**What you should do**:
Report every line below that holds the word "puede".

**Records provided**:
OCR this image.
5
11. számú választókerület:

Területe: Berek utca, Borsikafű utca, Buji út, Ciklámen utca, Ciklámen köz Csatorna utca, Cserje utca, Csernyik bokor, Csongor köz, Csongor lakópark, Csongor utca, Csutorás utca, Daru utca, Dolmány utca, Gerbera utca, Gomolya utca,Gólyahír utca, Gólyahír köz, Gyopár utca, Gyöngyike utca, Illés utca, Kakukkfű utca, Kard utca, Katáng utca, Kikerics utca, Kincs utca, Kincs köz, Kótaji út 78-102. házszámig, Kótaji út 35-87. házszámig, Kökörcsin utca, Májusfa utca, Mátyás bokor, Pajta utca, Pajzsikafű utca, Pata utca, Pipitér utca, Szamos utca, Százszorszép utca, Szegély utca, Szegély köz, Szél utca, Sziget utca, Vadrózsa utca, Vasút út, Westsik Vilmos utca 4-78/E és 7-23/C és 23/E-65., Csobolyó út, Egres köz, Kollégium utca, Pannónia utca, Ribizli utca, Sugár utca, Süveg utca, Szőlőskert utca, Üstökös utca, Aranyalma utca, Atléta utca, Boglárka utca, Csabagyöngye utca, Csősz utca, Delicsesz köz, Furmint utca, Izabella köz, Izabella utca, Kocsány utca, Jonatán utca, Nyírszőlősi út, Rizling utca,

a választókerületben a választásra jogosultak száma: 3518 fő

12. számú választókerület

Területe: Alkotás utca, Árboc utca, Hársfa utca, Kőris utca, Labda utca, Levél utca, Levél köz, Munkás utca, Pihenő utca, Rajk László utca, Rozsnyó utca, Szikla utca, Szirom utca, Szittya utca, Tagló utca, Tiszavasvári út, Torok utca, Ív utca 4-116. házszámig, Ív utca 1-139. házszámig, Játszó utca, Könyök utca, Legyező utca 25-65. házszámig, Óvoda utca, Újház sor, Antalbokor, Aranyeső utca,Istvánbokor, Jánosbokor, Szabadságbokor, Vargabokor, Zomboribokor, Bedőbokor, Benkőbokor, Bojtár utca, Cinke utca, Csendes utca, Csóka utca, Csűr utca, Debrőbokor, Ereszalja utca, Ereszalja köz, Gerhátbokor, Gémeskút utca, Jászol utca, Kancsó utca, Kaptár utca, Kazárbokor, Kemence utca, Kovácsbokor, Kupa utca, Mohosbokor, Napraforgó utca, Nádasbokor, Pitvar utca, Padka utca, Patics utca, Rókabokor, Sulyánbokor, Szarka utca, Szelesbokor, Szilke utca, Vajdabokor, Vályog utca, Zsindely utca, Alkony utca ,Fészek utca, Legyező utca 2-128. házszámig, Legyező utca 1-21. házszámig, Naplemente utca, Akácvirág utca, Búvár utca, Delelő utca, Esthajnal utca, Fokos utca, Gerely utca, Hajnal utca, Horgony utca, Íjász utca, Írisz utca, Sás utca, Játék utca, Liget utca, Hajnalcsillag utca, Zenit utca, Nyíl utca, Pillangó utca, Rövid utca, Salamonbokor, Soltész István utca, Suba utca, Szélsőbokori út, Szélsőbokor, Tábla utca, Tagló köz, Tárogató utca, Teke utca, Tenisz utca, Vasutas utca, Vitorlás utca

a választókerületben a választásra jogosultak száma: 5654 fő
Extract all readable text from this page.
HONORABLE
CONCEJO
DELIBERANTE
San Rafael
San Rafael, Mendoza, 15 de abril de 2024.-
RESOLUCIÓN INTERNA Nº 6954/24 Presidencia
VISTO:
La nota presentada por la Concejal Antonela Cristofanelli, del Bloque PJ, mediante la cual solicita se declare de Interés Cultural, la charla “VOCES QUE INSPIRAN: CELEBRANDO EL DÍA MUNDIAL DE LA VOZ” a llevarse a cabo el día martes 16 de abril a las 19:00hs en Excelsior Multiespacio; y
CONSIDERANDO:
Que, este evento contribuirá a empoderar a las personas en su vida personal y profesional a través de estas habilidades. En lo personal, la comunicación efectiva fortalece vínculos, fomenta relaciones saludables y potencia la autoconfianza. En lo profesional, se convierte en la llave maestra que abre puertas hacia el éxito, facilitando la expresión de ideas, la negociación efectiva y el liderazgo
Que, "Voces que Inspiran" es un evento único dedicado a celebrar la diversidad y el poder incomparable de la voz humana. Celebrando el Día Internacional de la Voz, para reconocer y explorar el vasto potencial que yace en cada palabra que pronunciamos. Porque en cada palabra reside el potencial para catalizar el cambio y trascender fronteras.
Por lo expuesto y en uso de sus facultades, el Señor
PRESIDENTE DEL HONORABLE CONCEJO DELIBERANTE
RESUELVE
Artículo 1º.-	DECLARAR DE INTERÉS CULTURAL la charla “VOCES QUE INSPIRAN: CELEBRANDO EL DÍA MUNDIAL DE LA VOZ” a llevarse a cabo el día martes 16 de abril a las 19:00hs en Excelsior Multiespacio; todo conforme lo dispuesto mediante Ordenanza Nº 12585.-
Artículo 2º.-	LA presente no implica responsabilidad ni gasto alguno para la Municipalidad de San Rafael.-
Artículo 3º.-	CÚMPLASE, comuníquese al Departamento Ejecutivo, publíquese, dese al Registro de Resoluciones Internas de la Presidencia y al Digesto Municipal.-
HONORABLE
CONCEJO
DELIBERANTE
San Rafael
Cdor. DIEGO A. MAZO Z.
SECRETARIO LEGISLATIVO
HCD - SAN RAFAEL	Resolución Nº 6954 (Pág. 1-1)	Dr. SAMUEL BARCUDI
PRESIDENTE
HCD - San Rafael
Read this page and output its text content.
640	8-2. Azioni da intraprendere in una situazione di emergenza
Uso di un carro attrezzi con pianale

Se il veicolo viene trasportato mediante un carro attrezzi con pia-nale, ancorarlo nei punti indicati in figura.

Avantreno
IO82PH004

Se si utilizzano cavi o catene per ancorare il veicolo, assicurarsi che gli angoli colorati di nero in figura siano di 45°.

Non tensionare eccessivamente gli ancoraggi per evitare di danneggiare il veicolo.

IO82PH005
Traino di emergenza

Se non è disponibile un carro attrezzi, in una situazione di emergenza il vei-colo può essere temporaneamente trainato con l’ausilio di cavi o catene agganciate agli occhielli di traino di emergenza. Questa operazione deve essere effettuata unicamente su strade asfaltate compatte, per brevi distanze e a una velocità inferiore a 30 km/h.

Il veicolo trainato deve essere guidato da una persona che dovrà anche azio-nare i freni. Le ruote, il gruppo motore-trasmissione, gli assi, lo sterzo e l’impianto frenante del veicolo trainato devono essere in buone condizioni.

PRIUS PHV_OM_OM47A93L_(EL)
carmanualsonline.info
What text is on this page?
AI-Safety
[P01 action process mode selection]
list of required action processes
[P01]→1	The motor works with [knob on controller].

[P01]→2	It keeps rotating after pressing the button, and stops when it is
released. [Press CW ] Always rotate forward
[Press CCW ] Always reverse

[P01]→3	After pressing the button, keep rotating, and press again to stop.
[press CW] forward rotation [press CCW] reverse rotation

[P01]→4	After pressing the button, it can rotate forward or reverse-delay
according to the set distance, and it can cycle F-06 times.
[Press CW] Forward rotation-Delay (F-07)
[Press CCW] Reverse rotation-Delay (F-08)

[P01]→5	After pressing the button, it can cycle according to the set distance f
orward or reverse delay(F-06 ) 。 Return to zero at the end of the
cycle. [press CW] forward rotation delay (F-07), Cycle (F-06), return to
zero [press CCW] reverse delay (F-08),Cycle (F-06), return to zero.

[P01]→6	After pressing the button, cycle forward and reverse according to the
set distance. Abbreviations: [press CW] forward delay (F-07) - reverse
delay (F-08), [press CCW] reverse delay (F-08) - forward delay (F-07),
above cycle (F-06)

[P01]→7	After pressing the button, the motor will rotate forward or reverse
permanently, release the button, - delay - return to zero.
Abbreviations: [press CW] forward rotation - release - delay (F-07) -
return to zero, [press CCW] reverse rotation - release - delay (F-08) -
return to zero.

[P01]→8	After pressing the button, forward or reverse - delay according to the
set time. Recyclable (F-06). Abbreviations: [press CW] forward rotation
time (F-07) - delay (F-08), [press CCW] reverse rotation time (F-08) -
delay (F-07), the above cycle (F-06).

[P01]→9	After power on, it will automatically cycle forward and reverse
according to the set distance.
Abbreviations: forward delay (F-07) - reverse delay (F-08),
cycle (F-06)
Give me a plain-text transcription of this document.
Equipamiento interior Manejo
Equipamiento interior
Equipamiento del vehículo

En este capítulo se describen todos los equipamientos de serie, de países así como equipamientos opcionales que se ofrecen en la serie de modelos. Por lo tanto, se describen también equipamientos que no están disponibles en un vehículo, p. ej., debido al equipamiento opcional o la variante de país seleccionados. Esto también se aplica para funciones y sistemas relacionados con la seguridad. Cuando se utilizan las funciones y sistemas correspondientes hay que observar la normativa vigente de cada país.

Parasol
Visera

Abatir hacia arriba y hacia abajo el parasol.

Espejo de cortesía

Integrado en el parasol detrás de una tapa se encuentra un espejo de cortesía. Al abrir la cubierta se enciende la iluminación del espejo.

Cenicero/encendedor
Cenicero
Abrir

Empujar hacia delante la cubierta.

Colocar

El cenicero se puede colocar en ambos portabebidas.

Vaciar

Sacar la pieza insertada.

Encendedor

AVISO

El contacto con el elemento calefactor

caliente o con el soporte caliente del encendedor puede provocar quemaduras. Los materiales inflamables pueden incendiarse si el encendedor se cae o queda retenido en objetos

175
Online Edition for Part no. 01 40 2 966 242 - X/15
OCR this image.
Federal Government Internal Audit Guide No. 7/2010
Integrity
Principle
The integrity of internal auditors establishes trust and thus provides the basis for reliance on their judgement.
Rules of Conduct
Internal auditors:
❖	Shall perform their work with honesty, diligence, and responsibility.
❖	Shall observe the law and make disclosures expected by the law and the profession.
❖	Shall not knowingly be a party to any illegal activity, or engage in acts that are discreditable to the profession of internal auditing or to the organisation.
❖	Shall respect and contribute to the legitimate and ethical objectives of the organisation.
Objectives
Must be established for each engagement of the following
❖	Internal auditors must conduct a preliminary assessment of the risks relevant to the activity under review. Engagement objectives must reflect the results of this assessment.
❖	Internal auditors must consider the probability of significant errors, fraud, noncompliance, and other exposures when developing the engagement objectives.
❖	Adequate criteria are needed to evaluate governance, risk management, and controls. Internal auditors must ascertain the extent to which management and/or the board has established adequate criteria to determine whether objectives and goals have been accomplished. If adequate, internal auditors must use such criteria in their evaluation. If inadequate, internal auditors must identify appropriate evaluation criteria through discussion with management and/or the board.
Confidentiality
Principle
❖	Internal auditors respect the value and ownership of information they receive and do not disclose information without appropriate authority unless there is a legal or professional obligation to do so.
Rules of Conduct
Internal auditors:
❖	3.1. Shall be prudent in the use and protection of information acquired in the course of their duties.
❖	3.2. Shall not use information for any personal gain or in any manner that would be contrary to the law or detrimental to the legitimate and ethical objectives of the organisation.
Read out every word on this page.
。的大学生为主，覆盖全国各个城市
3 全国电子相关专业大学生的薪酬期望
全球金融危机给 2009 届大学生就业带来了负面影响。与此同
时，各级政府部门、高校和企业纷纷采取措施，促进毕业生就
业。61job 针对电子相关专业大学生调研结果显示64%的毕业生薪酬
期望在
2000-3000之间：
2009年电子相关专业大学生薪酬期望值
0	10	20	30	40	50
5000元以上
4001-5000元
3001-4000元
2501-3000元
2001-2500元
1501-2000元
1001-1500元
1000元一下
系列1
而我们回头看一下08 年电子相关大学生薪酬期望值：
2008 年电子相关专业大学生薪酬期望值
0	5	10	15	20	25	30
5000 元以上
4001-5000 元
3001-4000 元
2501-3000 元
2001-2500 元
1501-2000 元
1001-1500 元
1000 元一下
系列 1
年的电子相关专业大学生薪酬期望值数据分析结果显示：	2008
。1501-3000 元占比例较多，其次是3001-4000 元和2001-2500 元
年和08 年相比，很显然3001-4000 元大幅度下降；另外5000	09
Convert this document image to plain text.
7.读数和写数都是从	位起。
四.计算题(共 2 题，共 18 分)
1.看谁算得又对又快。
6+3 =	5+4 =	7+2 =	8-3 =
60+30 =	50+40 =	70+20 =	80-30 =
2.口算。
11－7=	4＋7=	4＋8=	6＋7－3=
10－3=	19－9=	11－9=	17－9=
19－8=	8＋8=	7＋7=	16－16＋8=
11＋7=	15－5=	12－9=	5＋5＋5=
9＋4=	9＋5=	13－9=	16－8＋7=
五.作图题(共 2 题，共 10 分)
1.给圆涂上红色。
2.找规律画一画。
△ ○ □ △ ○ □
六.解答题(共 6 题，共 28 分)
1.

**Task solution**:
El cenicero se puede colocar en ambos portabebidas.
caliente o con el soporte caliente del encendedor puede provocar quemaduras. Los materiales inflamables pueden incendiarse si el encendedor se cae o queda retenido en objetos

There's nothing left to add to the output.